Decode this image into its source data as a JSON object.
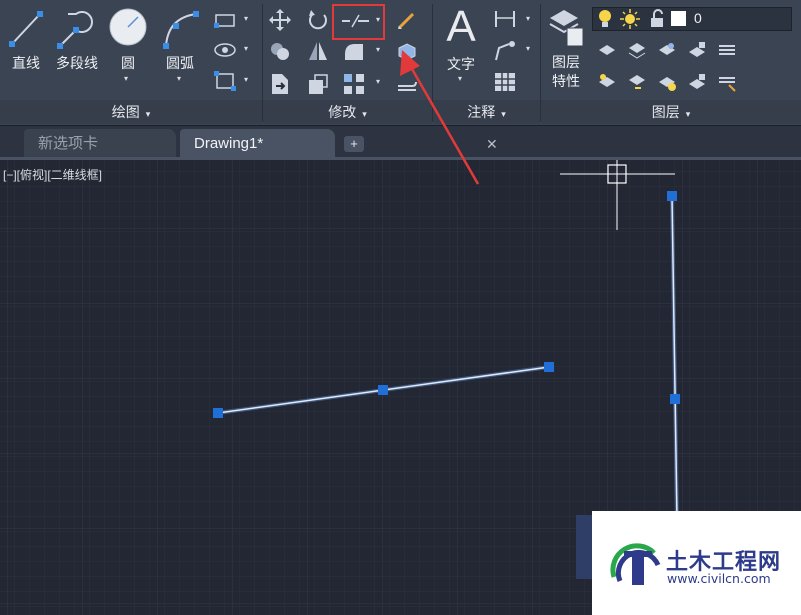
{
  "ribbon": {
    "draw_panel": {
      "title": "绘图",
      "tools": [
        {
          "label": "直线",
          "icon": "line-icon"
        },
        {
          "label": "多段线",
          "icon": "polyline-icon"
        },
        {
          "label": "圆",
          "icon": "circle-icon"
        },
        {
          "label": "圆弧",
          "icon": "arc-icon"
        }
      ]
    },
    "modify_panel": {
      "title": "修改",
      "highlighted_tool": "break-icon"
    },
    "annotation_panel": {
      "title": "注释",
      "text_label": "文字",
      "text_icon_glyph": "A"
    },
    "layers_panel": {
      "title": "图层",
      "properties_label_1": "图层",
      "properties_label_2": "特性",
      "current_layer": "0"
    }
  },
  "tabs": [
    {
      "label": "新选项卡",
      "active": false
    },
    {
      "label": "Drawing1*",
      "active": true
    }
  ],
  "tab_close_glyph": "✕",
  "tab_add_glyph": "+",
  "viewport_label": "[−][俯视][二维线框]",
  "watermark": {
    "title": "土木工程网",
    "url": "www.civilcn.com"
  },
  "colors": {
    "ribbon_bg": "#3b4453",
    "canvas_bg": "#222733",
    "grip_blue": "#1f6fd6",
    "highlight_red": "#e23a3a"
  }
}
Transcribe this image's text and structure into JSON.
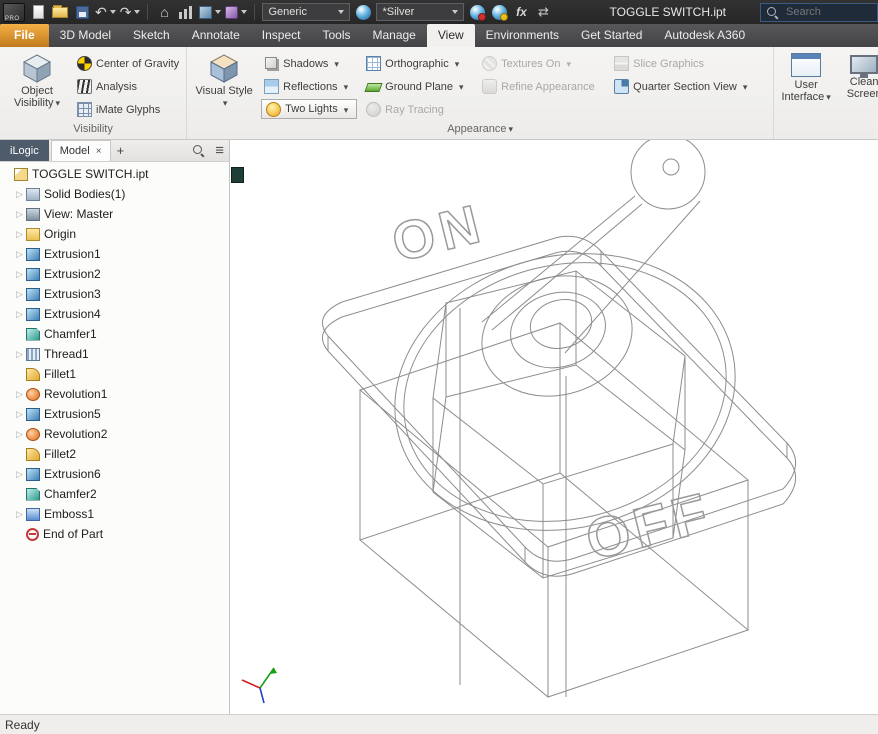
{
  "titlebar": {
    "app_badge": "PRO",
    "document_title": "TOGGLE SWITCH.ipt",
    "search_placeholder": "Search",
    "material_select": "Generic",
    "appearance_select": "*Silver",
    "fx_label": "fx"
  },
  "tabs": [
    {
      "label": "File",
      "kind": "file"
    },
    {
      "label": "3D Model",
      "kind": "normal"
    },
    {
      "label": "Sketch",
      "kind": "normal"
    },
    {
      "label": "Annotate",
      "kind": "normal"
    },
    {
      "label": "Inspect",
      "kind": "normal"
    },
    {
      "label": "Tools",
      "kind": "normal"
    },
    {
      "label": "Manage",
      "kind": "normal"
    },
    {
      "label": "View",
      "kind": "active"
    },
    {
      "label": "Environments",
      "kind": "normal"
    },
    {
      "label": "Get Started",
      "kind": "normal"
    },
    {
      "label": "Autodesk A360",
      "kind": "normal"
    }
  ],
  "ribbon": {
    "visibility": {
      "label": "Visibility",
      "big_button": "Object Visibility",
      "center_of_gravity": "Center of Gravity",
      "analysis": "Analysis",
      "imate_glyphs": "iMate Glyphs"
    },
    "appearance": {
      "label": "Appearance",
      "big_button": "Visual Style",
      "shadows": "Shadows",
      "reflections": "Reflections",
      "two_lights": "Two Lights",
      "orthographic": "Orthographic",
      "ground_plane": "Ground Plane",
      "ray_tracing": "Ray Tracing",
      "textures_on": "Textures On",
      "refine_appearance": "Refine Appearance",
      "slice_graphics": "Slice Graphics",
      "quarter_section_view": "Quarter Section View"
    },
    "windows": {
      "user_interface": "User Interface",
      "clean_screen": "Clean Screen"
    }
  },
  "browser": {
    "tabs": {
      "ilogic": "iLogic",
      "model": "Model",
      "close": "×",
      "add": "+"
    },
    "tree": [
      {
        "label": "TOGGLE SWITCH.ipt",
        "icon": "part",
        "arrow": false,
        "level": 0
      },
      {
        "label": "Solid Bodies(1)",
        "icon": "solid-bodies",
        "arrow": true,
        "level": 1
      },
      {
        "label": "View: Master",
        "icon": "view-master",
        "arrow": true,
        "level": 1
      },
      {
        "label": "Origin",
        "icon": "origin",
        "arrow": true,
        "level": 1
      },
      {
        "label": "Extrusion1",
        "icon": "extrusion",
        "arrow": true,
        "level": 1
      },
      {
        "label": "Extrusion2",
        "icon": "extrusion",
        "arrow": true,
        "level": 1
      },
      {
        "label": "Extrusion3",
        "icon": "extrusion",
        "arrow": true,
        "level": 1
      },
      {
        "label": "Extrusion4",
        "icon": "extrusion",
        "arrow": true,
        "level": 1
      },
      {
        "label": "Chamfer1",
        "icon": "chamfer",
        "arrow": false,
        "level": 1
      },
      {
        "label": "Thread1",
        "icon": "thread",
        "arrow": true,
        "level": 1
      },
      {
        "label": "Fillet1",
        "icon": "fillet",
        "arrow": false,
        "level": 1
      },
      {
        "label": "Revolution1",
        "icon": "revolution",
        "arrow": true,
        "level": 1
      },
      {
        "label": "Extrusion5",
        "icon": "extrusion",
        "arrow": true,
        "level": 1
      },
      {
        "label": "Revolution2",
        "icon": "revolution",
        "arrow": true,
        "level": 1
      },
      {
        "label": "Fillet2",
        "icon": "fillet",
        "arrow": false,
        "level": 1
      },
      {
        "label": "Extrusion6",
        "icon": "extrusion",
        "arrow": true,
        "level": 1
      },
      {
        "label": "Chamfer2",
        "icon": "chamfer",
        "arrow": false,
        "level": 1
      },
      {
        "label": "Emboss1",
        "icon": "emboss",
        "arrow": true,
        "level": 1
      },
      {
        "label": "End of Part",
        "icon": "end-of-part",
        "arrow": false,
        "level": 1
      }
    ]
  },
  "viewport": {
    "on_label": "ON",
    "off_label": "OFF"
  },
  "statusbar": {
    "text": "Ready"
  }
}
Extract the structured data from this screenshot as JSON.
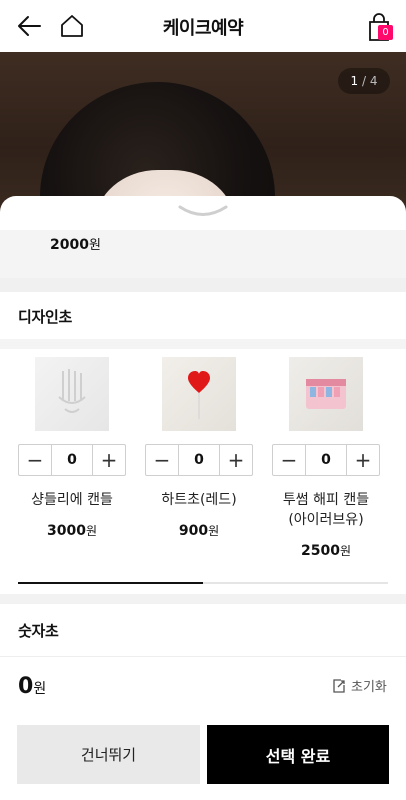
{
  "header": {
    "title": "케이크예약",
    "cart_count": "0",
    "icons": [
      "arrow-left-icon",
      "home-icon",
      "shopping-bag-icon"
    ]
  },
  "hero": {
    "counter_current": "1",
    "counter_sep": " / ",
    "counter_total": "4"
  },
  "previous_section": {
    "price": "2000",
    "currency": "원"
  },
  "design_candles": {
    "title": "디자인초",
    "items": [
      {
        "name": "샹들리에 캔들",
        "price": "3000",
        "currency": "원",
        "qty": "0",
        "thumb_icon": "chandelier-candle-image"
      },
      {
        "name": "하트초(레드)",
        "price": "900",
        "currency": "원",
        "qty": "0",
        "thumb_icon": "red-heart-candle-image"
      },
      {
        "name": "투썸 해피 캔들\n(아이러브유)",
        "name_line1": "투썸 해피 캔들",
        "name_line2": "(아이러브유)",
        "price": "2500",
        "currency": "원",
        "qty": "0",
        "thumb_icon": "happy-candle-box-image"
      }
    ],
    "scroll_progress": 0.5
  },
  "number_candles": {
    "title": "숫자초"
  },
  "summary": {
    "total": "0",
    "currency": "원",
    "reset_label": "초기화"
  },
  "buttons": {
    "skip_label": "건너뛰기",
    "done_label": "선택 완료"
  },
  "colors": {
    "accent": "#ff0a6c",
    "primary_button": "#000000",
    "secondary_button": "#e9e9e9"
  }
}
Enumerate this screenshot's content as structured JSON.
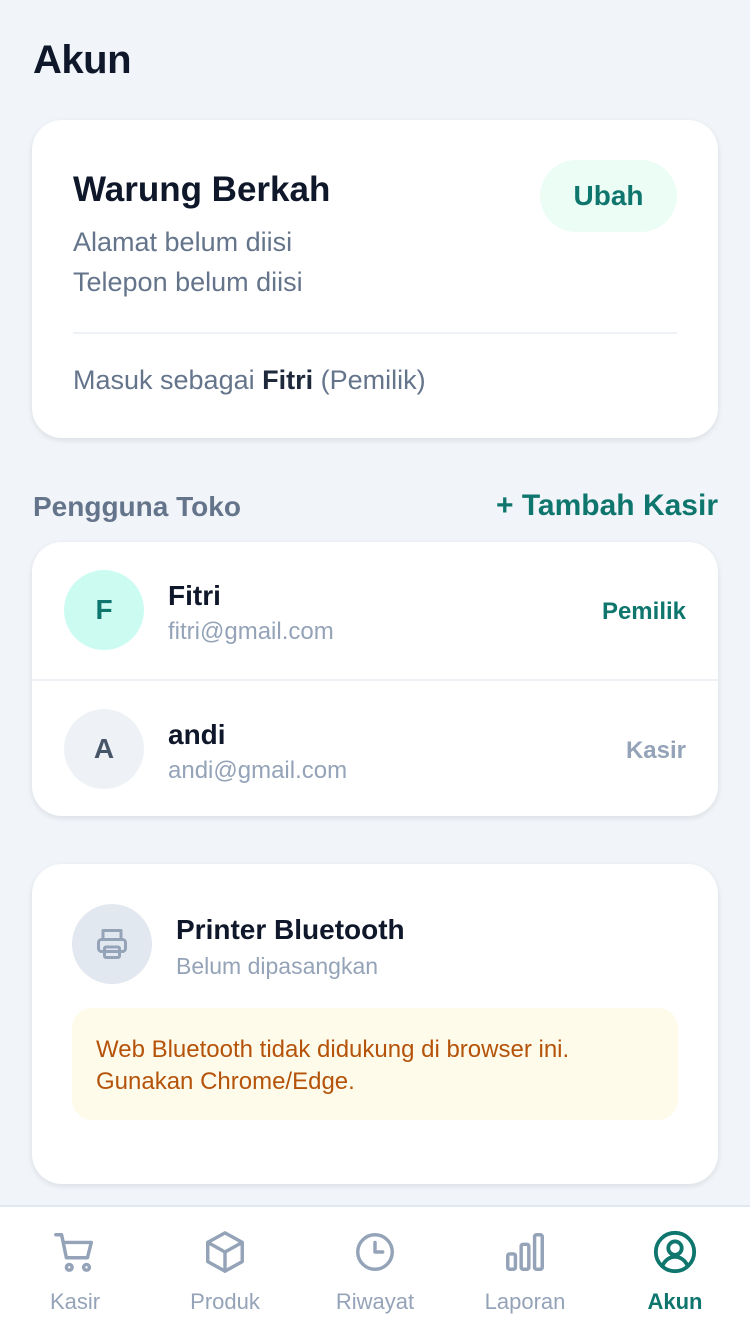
{
  "page": {
    "title": "Akun"
  },
  "store": {
    "name": "Warung Berkah",
    "address": "Alamat belum diisi",
    "phone": "Telepon belum diisi",
    "edit_label": "Ubah",
    "login_prefix": "Masuk sebagai",
    "login_user": "Fitri",
    "login_role": "(Pemilik)"
  },
  "users_section": {
    "title": "Pengguna Toko",
    "add_label": "+ Tambah Kasir",
    "users": [
      {
        "initial": "F",
        "name": "Fitri",
        "email": "fitri@gmail.com",
        "role": "Pemilik"
      },
      {
        "initial": "A",
        "name": "andi",
        "email": "andi@gmail.com",
        "role": "Kasir"
      }
    ]
  },
  "printer": {
    "icon": "printer-icon",
    "title": "Printer Bluetooth",
    "status": "Belum dipasangkan",
    "warning_line1": "Web Bluetooth tidak didukung di browser ini.",
    "warning_line2": "Gunakan Chrome/Edge."
  },
  "nav": {
    "items": [
      {
        "label": "Kasir",
        "icon": "cart-icon"
      },
      {
        "label": "Produk",
        "icon": "box-icon"
      },
      {
        "label": "Riwayat",
        "icon": "clock-icon"
      },
      {
        "label": "Laporan",
        "icon": "bar-chart-icon"
      },
      {
        "label": "Akun",
        "icon": "user-circle-icon"
      }
    ],
    "active": "Akun"
  },
  "colors": {
    "accent": "#0f766e",
    "accent_bg": "#ecfdf5",
    "background": "#f1f5f9",
    "warning_text": "#b45309",
    "warning_bg": "#fefbeb",
    "muted": "#94a3b8"
  }
}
++++++
## What to produce
Pull every line holding "this" out of the records.

## The solution
Decode this image into its source data as a JSON object.
Transcribe this image's text and structure into JSON.
Extract the structured data from this screenshot as JSON.
Enumerate this screenshot's content as structured JSON.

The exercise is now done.